▸ **WHAT YOU HAVE TO DO**: Where does the string "placeholder" appear? Copy every line of the entries below that holds it.

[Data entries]

┌──

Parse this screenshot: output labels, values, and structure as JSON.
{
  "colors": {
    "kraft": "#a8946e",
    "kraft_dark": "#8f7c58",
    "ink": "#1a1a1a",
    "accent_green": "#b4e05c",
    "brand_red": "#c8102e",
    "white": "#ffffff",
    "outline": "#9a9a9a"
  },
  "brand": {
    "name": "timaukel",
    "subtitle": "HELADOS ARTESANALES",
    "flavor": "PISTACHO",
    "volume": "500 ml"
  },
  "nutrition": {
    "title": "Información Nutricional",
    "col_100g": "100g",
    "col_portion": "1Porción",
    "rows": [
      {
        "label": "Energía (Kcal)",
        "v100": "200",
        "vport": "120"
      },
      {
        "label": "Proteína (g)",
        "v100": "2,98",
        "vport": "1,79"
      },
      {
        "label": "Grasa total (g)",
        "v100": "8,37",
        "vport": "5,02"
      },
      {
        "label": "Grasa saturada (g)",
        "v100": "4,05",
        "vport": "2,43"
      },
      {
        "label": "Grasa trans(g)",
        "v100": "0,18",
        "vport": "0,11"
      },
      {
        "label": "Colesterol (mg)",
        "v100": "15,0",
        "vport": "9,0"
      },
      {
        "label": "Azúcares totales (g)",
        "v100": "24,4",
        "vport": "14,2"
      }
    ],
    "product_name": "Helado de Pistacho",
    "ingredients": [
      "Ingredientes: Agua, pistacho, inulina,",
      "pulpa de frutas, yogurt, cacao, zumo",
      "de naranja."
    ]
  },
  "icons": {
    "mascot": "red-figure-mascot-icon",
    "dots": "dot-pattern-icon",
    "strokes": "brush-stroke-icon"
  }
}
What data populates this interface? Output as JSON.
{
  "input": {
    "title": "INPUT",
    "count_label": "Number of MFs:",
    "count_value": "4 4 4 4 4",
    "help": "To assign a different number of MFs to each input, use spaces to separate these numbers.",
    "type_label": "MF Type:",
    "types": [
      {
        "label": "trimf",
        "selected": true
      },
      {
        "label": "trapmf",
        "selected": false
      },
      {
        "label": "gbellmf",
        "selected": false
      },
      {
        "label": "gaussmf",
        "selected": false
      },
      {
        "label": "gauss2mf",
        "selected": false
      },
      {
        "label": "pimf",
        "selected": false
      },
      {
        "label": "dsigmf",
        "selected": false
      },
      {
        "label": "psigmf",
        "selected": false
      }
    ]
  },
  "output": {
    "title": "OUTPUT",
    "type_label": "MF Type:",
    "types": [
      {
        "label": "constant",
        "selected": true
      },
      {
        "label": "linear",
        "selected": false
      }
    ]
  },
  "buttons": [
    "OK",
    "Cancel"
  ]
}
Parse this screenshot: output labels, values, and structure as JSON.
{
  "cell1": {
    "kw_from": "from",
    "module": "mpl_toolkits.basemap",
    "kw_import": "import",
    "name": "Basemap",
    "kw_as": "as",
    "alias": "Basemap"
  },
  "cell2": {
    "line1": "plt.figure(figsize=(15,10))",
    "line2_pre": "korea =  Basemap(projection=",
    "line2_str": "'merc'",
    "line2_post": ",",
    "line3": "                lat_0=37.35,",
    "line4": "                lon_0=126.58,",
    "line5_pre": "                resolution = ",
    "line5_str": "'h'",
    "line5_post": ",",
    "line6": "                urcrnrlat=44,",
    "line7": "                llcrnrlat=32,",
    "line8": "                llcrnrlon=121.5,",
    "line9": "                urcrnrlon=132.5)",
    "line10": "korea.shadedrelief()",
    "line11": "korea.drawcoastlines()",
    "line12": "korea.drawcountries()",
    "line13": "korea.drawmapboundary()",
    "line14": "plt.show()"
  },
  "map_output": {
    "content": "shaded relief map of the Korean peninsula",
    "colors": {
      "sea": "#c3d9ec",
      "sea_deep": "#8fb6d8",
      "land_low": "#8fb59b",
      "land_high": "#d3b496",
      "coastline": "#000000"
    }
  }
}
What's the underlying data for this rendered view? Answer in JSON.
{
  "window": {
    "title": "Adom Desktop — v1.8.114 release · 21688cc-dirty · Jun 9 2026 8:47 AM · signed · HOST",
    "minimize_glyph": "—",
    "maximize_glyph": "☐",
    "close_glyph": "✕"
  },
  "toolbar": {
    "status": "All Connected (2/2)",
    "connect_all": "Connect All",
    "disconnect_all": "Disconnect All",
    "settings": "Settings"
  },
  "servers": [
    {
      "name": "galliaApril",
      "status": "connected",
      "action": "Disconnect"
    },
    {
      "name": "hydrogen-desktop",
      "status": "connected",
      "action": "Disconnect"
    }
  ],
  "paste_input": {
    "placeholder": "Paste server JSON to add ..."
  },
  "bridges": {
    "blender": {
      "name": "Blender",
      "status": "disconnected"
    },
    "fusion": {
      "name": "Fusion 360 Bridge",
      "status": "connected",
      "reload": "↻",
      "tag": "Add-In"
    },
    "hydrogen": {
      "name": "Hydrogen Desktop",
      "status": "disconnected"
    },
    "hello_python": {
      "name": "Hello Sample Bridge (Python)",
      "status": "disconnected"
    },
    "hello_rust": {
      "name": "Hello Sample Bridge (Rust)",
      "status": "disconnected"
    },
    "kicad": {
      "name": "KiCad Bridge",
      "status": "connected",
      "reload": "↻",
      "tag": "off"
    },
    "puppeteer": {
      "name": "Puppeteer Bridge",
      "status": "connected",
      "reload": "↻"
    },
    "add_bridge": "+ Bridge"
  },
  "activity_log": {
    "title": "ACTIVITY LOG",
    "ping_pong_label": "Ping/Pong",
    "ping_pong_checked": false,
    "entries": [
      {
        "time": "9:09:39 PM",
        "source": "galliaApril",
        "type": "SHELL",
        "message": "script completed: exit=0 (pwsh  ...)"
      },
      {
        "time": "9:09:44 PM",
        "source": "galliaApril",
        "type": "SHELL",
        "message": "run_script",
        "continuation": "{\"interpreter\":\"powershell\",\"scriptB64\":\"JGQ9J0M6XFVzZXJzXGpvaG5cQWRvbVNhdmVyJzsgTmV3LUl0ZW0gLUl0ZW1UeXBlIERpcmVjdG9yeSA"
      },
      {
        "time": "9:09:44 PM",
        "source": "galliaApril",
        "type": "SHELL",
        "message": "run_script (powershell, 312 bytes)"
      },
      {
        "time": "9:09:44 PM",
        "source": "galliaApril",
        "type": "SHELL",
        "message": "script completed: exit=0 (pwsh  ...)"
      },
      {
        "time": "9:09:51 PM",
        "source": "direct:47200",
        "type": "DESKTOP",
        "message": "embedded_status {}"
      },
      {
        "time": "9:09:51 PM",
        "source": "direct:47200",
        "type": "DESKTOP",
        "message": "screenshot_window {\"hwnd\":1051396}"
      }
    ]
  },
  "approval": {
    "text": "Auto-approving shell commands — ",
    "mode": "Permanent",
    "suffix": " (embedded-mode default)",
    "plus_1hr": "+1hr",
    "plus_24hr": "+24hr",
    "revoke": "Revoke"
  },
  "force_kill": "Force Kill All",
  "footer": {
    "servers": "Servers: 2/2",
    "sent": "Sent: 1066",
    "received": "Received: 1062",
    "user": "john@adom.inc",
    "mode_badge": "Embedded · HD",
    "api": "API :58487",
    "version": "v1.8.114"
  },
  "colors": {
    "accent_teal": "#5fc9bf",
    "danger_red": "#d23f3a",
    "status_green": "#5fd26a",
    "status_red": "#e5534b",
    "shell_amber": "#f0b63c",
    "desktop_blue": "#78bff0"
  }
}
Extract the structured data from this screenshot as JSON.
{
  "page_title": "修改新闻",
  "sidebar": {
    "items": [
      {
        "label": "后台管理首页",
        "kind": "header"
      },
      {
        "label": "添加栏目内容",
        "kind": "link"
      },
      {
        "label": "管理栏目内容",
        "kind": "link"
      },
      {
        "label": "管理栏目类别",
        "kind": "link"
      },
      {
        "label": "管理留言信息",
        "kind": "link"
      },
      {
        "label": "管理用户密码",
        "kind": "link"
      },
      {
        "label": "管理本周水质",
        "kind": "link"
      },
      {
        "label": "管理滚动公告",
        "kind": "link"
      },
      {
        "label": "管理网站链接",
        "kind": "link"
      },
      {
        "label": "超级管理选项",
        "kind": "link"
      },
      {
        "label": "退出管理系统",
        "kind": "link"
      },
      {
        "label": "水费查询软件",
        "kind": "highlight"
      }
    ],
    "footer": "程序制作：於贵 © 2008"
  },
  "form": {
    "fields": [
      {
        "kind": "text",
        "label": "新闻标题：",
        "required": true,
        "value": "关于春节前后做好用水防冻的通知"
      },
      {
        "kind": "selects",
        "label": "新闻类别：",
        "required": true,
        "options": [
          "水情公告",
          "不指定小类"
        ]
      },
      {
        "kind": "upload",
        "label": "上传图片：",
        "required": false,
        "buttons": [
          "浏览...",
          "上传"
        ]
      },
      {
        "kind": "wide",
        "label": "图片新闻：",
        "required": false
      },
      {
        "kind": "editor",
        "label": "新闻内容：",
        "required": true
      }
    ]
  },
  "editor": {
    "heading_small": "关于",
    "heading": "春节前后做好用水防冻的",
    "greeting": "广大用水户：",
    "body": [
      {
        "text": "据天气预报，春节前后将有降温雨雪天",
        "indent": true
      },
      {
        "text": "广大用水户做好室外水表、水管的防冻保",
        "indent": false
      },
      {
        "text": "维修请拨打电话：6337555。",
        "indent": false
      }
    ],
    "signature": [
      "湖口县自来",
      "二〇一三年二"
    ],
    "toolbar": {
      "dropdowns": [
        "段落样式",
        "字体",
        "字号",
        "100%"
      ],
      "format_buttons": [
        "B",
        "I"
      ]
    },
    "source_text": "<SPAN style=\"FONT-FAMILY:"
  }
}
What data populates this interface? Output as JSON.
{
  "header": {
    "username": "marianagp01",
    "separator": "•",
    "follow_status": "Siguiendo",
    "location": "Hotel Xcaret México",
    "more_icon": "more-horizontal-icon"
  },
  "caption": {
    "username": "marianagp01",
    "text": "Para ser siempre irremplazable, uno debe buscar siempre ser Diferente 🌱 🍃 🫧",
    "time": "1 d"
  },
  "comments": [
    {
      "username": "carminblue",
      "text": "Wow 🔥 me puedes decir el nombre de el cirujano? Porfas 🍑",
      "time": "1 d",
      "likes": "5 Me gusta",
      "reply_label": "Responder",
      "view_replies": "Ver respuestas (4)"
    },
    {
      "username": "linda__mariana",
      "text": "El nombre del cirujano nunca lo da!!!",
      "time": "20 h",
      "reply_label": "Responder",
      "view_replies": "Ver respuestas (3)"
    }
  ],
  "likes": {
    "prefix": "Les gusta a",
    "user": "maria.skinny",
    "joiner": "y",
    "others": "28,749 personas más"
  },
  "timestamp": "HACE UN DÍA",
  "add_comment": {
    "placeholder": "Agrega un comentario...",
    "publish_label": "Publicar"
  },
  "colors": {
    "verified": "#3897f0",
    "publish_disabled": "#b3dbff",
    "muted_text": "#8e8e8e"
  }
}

└──

▸ **RESULT OF THIS EXERCISE**:
    "placeholder": "Paste server JSON to add ..."
    "placeholder": "Agrega un comentario...",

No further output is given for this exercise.